◆ THE PROBLEM: Output the material word for word. Leave each picture out.

◆ EXERCISE INPUTS:
-- start --
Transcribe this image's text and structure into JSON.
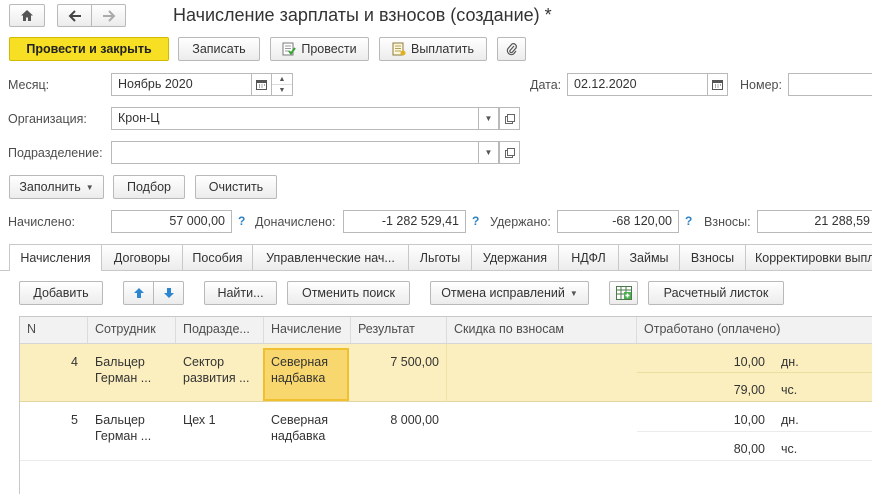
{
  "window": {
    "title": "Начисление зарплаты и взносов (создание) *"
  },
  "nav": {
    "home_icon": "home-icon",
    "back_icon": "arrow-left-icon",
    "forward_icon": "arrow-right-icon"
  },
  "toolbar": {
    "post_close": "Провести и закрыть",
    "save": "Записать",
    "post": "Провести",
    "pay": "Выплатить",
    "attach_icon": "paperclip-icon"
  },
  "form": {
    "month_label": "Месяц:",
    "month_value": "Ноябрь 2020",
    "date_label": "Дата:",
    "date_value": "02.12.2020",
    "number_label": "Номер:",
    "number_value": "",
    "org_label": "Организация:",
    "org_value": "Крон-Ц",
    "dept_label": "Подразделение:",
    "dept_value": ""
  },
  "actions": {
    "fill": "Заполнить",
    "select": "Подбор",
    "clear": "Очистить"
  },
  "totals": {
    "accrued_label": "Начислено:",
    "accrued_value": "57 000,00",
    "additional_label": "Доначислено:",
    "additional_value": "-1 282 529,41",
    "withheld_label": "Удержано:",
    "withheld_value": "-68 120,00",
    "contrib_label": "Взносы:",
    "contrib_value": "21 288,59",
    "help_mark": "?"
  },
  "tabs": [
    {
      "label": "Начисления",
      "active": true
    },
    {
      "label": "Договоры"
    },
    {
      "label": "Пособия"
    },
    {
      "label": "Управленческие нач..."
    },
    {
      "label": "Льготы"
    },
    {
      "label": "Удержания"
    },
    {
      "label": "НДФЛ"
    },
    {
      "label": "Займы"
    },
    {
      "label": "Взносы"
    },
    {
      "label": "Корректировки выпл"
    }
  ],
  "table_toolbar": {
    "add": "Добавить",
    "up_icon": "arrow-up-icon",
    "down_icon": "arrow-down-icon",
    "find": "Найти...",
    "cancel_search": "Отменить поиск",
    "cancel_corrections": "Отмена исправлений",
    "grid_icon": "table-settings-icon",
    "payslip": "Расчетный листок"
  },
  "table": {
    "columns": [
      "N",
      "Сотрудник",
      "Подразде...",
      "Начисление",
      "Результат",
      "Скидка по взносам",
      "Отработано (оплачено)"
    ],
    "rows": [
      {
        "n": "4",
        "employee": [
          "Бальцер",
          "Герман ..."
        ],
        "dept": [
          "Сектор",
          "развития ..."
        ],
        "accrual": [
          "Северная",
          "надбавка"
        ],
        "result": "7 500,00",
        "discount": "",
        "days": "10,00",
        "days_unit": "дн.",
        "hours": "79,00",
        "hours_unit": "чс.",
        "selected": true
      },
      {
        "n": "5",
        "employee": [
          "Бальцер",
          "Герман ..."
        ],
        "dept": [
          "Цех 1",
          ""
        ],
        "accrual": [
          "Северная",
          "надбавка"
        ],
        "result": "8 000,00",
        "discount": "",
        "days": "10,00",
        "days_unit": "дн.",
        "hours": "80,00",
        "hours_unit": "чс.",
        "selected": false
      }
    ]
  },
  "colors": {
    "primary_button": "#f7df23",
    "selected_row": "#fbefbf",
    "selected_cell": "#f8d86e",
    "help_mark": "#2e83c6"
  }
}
-- end --
◆ EXERCISE ANSWER:
Transcribe this image's text and structure into JSON.
{
  "window": {
    "title": "Начисление зарплаты и взносов (создание) *"
  },
  "nav": {
    "home_icon": "home-icon",
    "back_icon": "arrow-left-icon",
    "forward_icon": "arrow-right-icon"
  },
  "toolbar": {
    "post_close": "Провести и закрыть",
    "save": "Записать",
    "post": "Провести",
    "pay": "Выплатить",
    "attach_icon": "paperclip-icon"
  },
  "form": {
    "month_label": "Месяц:",
    "month_value": "Ноябрь 2020",
    "date_label": "Дата:",
    "date_value": "02.12.2020",
    "number_label": "Номер:",
    "number_value": "",
    "org_label": "Организация:",
    "org_value": "Крон-Ц",
    "dept_label": "Подразделение:",
    "dept_value": ""
  },
  "actions": {
    "fill": "Заполнить",
    "select": "Подбор",
    "clear": "Очистить"
  },
  "totals": {
    "accrued_label": "Начислено:",
    "accrued_value": "57 000,00",
    "additional_label": "Доначислено:",
    "additional_value": "-1 282 529,41",
    "withheld_label": "Удержано:",
    "withheld_value": "-68 120,00",
    "contrib_label": "Взносы:",
    "contrib_value": "21 288,59",
    "help_mark": "?"
  },
  "tabs": [
    {
      "label": "Начисления",
      "active": true
    },
    {
      "label": "Договоры"
    },
    {
      "label": "Пособия"
    },
    {
      "label": "Управленческие нач..."
    },
    {
      "label": "Льготы"
    },
    {
      "label": "Удержания"
    },
    {
      "label": "НДФЛ"
    },
    {
      "label": "Займы"
    },
    {
      "label": "Взносы"
    },
    {
      "label": "Корректировки выпл"
    }
  ],
  "table_toolbar": {
    "add": "Добавить",
    "up_icon": "arrow-up-icon",
    "down_icon": "arrow-down-icon",
    "find": "Найти...",
    "cancel_search": "Отменить поиск",
    "cancel_corrections": "Отмена исправлений",
    "grid_icon": "table-settings-icon",
    "payslip": "Расчетный листок"
  },
  "table": {
    "columns": [
      "N",
      "Сотрудник",
      "Подразде...",
      "Начисление",
      "Результат",
      "Скидка по взносам",
      "Отработано (оплачено)"
    ],
    "rows": [
      {
        "n": "4",
        "employee": [
          "Бальцер",
          "Герман ..."
        ],
        "dept": [
          "Сектор",
          "развития ..."
        ],
        "accrual": [
          "Северная",
          "надбавка"
        ],
        "result": "7 500,00",
        "discount": "",
        "days": "10,00",
        "days_unit": "дн.",
        "hours": "79,00",
        "hours_unit": "чс.",
        "selected": true
      },
      {
        "n": "5",
        "employee": [
          "Бальцер",
          "Герман ..."
        ],
        "dept": [
          "Цех 1",
          ""
        ],
        "accrual": [
          "Северная",
          "надбавка"
        ],
        "result": "8 000,00",
        "discount": "",
        "days": "10,00",
        "days_unit": "дн.",
        "hours": "80,00",
        "hours_unit": "чс.",
        "selected": false
      }
    ]
  },
  "colors": {
    "primary_button": "#f7df23",
    "selected_row": "#fbefbf",
    "selected_cell": "#f8d86e",
    "help_mark": "#2e83c6"
  }
}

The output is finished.